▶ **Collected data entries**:
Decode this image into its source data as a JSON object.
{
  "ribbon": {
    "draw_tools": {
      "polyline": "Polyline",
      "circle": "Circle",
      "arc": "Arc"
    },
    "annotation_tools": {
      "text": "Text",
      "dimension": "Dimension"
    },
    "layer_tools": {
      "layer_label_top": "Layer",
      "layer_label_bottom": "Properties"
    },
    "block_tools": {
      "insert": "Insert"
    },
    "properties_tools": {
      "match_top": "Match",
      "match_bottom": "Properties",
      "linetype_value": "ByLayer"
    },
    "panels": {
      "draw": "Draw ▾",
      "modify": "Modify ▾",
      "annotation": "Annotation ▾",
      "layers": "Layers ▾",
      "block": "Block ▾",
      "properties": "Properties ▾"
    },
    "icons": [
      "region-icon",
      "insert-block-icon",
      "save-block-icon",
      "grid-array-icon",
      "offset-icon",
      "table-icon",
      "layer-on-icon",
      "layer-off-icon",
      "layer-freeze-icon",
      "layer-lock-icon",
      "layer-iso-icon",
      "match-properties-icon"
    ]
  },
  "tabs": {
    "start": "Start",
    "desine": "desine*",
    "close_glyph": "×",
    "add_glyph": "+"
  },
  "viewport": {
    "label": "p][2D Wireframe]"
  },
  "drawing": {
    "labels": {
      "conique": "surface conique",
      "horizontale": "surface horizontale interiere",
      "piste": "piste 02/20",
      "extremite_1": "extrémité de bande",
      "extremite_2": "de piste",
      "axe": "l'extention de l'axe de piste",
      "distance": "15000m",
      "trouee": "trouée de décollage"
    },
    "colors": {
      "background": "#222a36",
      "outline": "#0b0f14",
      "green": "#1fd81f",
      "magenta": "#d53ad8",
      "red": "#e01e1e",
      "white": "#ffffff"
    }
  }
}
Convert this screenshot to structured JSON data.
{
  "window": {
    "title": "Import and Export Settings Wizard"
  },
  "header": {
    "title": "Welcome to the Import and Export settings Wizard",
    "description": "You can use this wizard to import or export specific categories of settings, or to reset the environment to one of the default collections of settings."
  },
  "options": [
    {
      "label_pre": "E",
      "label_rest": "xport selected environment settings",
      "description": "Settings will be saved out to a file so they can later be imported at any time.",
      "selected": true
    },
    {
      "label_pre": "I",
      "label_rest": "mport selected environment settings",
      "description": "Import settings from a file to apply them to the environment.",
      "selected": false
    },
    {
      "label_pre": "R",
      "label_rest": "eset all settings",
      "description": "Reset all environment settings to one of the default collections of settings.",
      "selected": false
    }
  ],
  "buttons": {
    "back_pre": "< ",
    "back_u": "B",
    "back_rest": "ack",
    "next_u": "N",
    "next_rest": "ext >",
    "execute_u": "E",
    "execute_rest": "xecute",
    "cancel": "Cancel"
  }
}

▶ **To do**: Print nothing but the lines from the line with "Convert this screenshot" to the last line of the records above. Both of those lines count.

▶ **Response below**:
Convert this screenshot to structured JSON data.
{
  "window": {
    "title": "Import and Export Settings Wizard"
  },
  "header": {
    "title": "Welcome to the Import and Export settings Wizard",
    "description": "You can use this wizard to import or export specific categories of settings, or to reset the environment to one of the default collections of settings."
  },
  "options": [
    {
      "label_pre": "E",
      "label_rest": "xport selected environment settings",
      "description": "Settings will be saved out to a file so they can later be imported at any time.",
      "selected": true
    },
    {
      "label_pre": "I",
      "label_rest": "mport selected environment settings",
      "description": "Import settings from a file to apply them to the environment.",
      "selected": false
    },
    {
      "label_pre": "R",
      "label_rest": "eset all settings",
      "description": "Reset all environment settings to one of the default collections of settings.",
      "selected": false
    }
  ],
  "buttons": {
    "back_pre": "< ",
    "back_u": "B",
    "back_rest": "ack",
    "next_u": "N",
    "next_rest": "ext >",
    "execute_u": "E",
    "execute_rest": "xecute",
    "cancel": "Cancel"
  }
}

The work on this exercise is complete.